# Record extracts:
|---|

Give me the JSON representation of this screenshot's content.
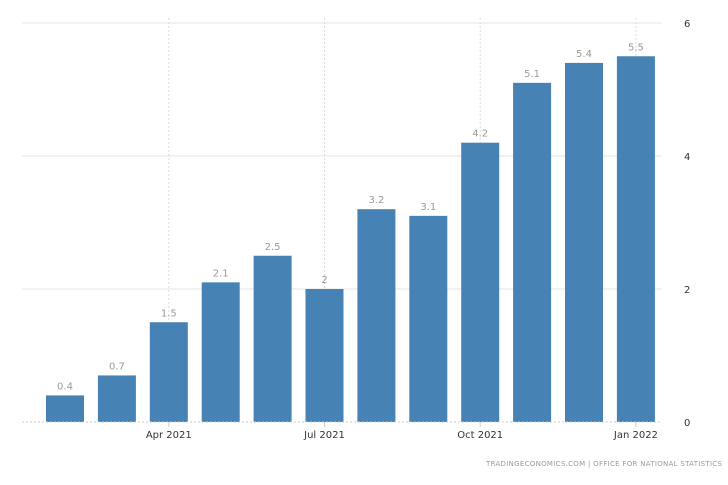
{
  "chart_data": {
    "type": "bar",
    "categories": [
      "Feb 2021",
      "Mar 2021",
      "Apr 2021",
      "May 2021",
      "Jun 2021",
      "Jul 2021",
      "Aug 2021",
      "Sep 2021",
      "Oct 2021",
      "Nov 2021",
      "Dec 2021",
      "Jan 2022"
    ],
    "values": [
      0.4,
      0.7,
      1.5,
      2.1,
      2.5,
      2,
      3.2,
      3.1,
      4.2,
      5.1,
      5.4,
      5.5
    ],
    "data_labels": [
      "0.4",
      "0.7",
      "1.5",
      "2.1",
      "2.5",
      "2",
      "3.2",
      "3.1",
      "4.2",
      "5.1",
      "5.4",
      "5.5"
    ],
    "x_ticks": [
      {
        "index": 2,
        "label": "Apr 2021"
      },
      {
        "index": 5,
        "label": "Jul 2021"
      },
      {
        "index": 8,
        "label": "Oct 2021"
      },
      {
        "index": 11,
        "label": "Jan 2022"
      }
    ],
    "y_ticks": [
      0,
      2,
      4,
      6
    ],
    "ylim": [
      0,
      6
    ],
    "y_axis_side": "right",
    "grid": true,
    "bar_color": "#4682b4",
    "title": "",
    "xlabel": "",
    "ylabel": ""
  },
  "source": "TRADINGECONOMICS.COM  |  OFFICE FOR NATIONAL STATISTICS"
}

|---|

# Written task:
Transcribe the whole listing, character for character, but not its images.

# Worked solution:
Give me the JSON representation of this screenshot's content.
{
  "chart_data": {
    "type": "bar",
    "categories": [
      "Feb 2021",
      "Mar 2021",
      "Apr 2021",
      "May 2021",
      "Jun 2021",
      "Jul 2021",
      "Aug 2021",
      "Sep 2021",
      "Oct 2021",
      "Nov 2021",
      "Dec 2021",
      "Jan 2022"
    ],
    "values": [
      0.4,
      0.7,
      1.5,
      2.1,
      2.5,
      2,
      3.2,
      3.1,
      4.2,
      5.1,
      5.4,
      5.5
    ],
    "data_labels": [
      "0.4",
      "0.7",
      "1.5",
      "2.1",
      "2.5",
      "2",
      "3.2",
      "3.1",
      "4.2",
      "5.1",
      "5.4",
      "5.5"
    ],
    "x_ticks": [
      {
        "index": 2,
        "label": "Apr 2021"
      },
      {
        "index": 5,
        "label": "Jul 2021"
      },
      {
        "index": 8,
        "label": "Oct 2021"
      },
      {
        "index": 11,
        "label": "Jan 2022"
      }
    ],
    "y_ticks": [
      0,
      2,
      4,
      6
    ],
    "ylim": [
      0,
      6
    ],
    "y_axis_side": "right",
    "grid": true,
    "bar_color": "#4682b4",
    "title": "",
    "xlabel": "",
    "ylabel": ""
  },
  "source": "TRADINGECONOMICS.COM  |  OFFICE FOR NATIONAL STATISTICS"
}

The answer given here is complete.